**Work to be completed**
Gather every line holding the string "name".

═══ Material for this task ═══

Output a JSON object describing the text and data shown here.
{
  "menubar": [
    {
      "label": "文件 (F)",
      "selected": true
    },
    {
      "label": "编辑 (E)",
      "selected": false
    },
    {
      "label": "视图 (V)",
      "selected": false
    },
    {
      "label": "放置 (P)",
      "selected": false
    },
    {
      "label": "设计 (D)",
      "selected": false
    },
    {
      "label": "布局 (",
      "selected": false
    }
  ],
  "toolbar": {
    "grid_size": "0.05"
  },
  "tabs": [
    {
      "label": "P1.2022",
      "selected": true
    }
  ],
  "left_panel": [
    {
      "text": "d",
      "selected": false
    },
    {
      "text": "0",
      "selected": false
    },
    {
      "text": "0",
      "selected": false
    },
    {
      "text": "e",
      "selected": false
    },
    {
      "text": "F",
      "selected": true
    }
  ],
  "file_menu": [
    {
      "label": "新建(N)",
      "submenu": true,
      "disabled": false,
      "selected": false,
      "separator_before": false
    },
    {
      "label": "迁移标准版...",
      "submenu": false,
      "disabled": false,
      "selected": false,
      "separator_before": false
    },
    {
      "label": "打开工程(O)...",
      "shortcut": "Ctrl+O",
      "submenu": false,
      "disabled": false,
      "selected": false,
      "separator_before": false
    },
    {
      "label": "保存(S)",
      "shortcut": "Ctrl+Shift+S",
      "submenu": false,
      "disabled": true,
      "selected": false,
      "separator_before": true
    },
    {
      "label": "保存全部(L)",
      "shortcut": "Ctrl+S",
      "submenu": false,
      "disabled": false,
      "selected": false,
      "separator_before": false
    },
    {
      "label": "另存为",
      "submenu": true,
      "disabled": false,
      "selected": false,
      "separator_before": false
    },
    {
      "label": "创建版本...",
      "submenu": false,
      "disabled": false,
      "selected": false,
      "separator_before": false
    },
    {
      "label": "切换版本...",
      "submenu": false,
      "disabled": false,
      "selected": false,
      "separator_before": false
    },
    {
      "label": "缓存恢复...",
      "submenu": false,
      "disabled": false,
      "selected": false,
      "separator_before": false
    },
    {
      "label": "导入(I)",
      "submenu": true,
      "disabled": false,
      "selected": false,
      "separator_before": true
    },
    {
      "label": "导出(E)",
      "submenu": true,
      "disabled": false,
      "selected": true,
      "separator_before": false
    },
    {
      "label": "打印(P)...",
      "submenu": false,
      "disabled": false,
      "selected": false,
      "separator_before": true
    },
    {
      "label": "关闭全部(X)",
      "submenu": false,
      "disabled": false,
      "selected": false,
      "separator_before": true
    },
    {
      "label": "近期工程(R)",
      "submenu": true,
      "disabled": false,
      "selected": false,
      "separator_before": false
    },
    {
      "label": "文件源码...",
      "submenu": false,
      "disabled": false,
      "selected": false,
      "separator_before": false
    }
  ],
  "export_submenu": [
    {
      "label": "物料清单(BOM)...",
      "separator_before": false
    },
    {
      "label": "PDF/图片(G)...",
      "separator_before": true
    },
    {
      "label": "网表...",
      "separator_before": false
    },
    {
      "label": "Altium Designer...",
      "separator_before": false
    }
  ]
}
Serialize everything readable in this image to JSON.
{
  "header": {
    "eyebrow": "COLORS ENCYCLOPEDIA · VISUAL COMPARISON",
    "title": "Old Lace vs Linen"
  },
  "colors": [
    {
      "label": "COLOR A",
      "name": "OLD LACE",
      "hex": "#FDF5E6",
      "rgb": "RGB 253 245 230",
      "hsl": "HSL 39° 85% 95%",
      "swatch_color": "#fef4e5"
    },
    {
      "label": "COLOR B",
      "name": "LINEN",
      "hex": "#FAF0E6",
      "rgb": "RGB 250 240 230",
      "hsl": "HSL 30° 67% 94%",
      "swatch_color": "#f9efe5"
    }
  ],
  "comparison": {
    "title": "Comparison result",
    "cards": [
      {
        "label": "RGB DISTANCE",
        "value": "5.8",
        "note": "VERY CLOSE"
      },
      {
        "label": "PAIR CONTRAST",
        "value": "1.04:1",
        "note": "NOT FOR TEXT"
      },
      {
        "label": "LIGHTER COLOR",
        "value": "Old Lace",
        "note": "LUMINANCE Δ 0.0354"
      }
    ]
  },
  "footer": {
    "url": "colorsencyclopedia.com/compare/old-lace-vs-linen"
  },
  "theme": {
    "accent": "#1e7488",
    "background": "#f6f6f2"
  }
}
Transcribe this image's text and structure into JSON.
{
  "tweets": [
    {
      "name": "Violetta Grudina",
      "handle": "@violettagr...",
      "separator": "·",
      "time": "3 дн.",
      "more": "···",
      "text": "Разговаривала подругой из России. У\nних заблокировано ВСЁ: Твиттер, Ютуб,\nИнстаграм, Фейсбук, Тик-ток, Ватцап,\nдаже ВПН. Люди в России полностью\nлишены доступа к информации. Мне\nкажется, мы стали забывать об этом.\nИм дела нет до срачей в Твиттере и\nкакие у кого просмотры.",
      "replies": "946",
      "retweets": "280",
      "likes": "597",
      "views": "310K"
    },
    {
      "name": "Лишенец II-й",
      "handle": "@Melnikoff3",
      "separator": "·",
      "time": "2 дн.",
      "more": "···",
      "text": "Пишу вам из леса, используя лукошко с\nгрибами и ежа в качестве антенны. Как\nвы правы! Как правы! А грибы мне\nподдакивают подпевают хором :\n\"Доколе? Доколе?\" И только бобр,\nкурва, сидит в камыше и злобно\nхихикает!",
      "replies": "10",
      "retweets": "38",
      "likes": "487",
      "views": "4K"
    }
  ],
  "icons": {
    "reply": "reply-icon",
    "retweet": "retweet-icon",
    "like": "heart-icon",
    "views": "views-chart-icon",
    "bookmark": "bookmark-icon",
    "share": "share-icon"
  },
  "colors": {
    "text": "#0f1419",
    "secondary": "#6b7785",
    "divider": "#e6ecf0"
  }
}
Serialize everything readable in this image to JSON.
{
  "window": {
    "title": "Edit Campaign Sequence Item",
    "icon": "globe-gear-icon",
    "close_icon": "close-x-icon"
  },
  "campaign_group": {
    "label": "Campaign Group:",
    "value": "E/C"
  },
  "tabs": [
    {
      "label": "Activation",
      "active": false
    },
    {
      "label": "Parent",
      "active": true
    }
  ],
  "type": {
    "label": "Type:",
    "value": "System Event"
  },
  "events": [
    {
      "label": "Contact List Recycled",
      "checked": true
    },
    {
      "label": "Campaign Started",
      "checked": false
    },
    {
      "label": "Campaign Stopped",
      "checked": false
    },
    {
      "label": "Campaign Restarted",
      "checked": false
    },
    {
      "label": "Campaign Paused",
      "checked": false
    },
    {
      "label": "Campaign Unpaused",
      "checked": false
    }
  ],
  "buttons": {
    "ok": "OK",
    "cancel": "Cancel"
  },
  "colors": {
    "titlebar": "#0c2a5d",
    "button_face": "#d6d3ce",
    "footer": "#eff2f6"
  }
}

═══

**Answer**
      "name": "OLD LACE",
      "name": "LINEN",
      "name": "Violetta Grudina",
      "name": "Лишенец II-й",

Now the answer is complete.